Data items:
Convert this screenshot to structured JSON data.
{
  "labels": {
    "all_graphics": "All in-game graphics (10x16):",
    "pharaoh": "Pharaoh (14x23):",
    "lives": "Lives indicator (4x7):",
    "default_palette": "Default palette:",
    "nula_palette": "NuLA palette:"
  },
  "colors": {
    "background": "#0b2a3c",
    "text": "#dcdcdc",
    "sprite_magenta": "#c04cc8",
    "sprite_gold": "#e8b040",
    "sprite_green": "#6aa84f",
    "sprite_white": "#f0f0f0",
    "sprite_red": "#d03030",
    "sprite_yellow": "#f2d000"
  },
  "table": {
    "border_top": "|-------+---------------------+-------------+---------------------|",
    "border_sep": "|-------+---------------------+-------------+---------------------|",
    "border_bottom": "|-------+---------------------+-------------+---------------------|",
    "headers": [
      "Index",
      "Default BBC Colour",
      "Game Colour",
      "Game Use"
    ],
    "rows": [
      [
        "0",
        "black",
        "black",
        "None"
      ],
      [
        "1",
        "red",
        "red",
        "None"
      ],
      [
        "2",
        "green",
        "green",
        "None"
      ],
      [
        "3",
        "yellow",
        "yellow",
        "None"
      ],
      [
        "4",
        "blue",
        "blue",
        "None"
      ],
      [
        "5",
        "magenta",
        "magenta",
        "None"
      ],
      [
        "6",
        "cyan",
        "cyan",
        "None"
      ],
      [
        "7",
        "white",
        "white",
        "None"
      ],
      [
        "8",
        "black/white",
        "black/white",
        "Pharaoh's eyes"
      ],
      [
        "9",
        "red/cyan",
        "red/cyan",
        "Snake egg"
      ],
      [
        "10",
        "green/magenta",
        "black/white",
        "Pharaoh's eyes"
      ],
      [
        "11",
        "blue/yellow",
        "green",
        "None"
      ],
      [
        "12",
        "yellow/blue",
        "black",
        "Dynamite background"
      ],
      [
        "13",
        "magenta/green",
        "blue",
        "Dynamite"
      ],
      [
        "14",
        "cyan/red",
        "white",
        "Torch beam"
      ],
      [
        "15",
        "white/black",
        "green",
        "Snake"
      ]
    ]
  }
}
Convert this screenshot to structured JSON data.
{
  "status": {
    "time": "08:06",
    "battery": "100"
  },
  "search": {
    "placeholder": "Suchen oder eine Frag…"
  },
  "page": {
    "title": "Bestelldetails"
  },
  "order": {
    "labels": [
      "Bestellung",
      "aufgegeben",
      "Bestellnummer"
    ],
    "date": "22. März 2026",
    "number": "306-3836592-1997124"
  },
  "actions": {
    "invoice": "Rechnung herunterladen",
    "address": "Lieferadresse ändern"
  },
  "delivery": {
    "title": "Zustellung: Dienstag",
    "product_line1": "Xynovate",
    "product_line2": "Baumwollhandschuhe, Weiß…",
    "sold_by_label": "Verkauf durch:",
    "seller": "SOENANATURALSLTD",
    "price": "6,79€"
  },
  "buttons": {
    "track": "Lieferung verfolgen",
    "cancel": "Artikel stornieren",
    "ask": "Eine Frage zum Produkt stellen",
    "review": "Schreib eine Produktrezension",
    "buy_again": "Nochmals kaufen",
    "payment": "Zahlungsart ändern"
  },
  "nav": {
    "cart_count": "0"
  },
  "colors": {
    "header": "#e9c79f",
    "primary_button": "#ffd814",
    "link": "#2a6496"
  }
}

The exercise:
Extract the data in full. Keep it word for word.

Response for this exercise:
Convert this screenshot to structured JSON data.
{
  "labels": {
    "all_graphics": "All in-game graphics (10x16):",
    "pharaoh": "Pharaoh (14x23):",
    "lives": "Lives indicator (4x7):",
    "default_palette": "Default palette:",
    "nula_palette": "NuLA palette:"
  },
  "colors": {
    "background": "#0b2a3c",
    "text": "#dcdcdc",
    "sprite_magenta": "#c04cc8",
    "sprite_gold": "#e8b040",
    "sprite_green": "#6aa84f",
    "sprite_white": "#f0f0f0",
    "sprite_red": "#d03030",
    "sprite_yellow": "#f2d000"
  },
  "table": {
    "border_top": "|-------+---------------------+-------------+---------------------|",
    "border_sep": "|-------+---------------------+-------------+---------------------|",
    "border_bottom": "|-------+---------------------+-------------+---------------------|",
    "headers": [
      "Index",
      "Default BBC Colour",
      "Game Colour",
      "Game Use"
    ],
    "rows": [
      [
        "0",
        "black",
        "black",
        "None"
      ],
      [
        "1",
        "red",
        "red",
        "None"
      ],
      [
        "2",
        "green",
        "green",
        "None"
      ],
      [
        "3",
        "yellow",
        "yellow",
        "None"
      ],
      [
        "4",
        "blue",
        "blue",
        "None"
      ],
      [
        "5",
        "magenta",
        "magenta",
        "None"
      ],
      [
        "6",
        "cyan",
        "cyan",
        "None"
      ],
      [
        "7",
        "white",
        "white",
        "None"
      ],
      [
        "8",
        "black/white",
        "black/white",
        "Pharaoh's eyes"
      ],
      [
        "9",
        "red/cyan",
        "red/cyan",
        "Snake egg"
      ],
      [
        "10",
        "green/magenta",
        "black/white",
        "Pharaoh's eyes"
      ],
      [
        "11",
        "blue/yellow",
        "green",
        "None"
      ],
      [
        "12",
        "yellow/blue",
        "black",
        "Dynamite background"
      ],
      [
        "13",
        "magenta/green",
        "blue",
        "Dynamite"
      ],
      [
        "14",
        "cyan/red",
        "white",
        "Torch beam"
      ],
      [
        "15",
        "white/black",
        "green",
        "Snake"
      ]
    ]
  }
}
Convert this screenshot to structured JSON data.
{
  "status": {
    "time": "08:06",
    "battery": "100"
  },
  "search": {
    "placeholder": "Suchen oder eine Frag…"
  },
  "page": {
    "title": "Bestelldetails"
  },
  "order": {
    "labels": [
      "Bestellung",
      "aufgegeben",
      "Bestellnummer"
    ],
    "date": "22. März 2026",
    "number": "306-3836592-1997124"
  },
  "actions": {
    "invoice": "Rechnung herunterladen",
    "address": "Lieferadresse ändern"
  },
  "delivery": {
    "title": "Zustellung: Dienstag",
    "product_line1": "Xynovate",
    "product_line2": "Baumwollhandschuhe, Weiß…",
    "sold_by_label": "Verkauf durch:",
    "seller": "SOENANATURALSLTD",
    "price": "6,79€"
  },
  "buttons": {
    "track": "Lieferung verfolgen",
    "cancel": "Artikel stornieren",
    "ask": "Eine Frage zum Produkt stellen",
    "review": "Schreib eine Produktrezension",
    "buy_again": "Nochmals kaufen",
    "payment": "Zahlungsart ändern"
  },
  "nav": {
    "cart_count": "0"
  },
  "colors": {
    "header": "#e9c79f",
    "primary_button": "#ffd814",
    "link": "#2a6496"
  }
}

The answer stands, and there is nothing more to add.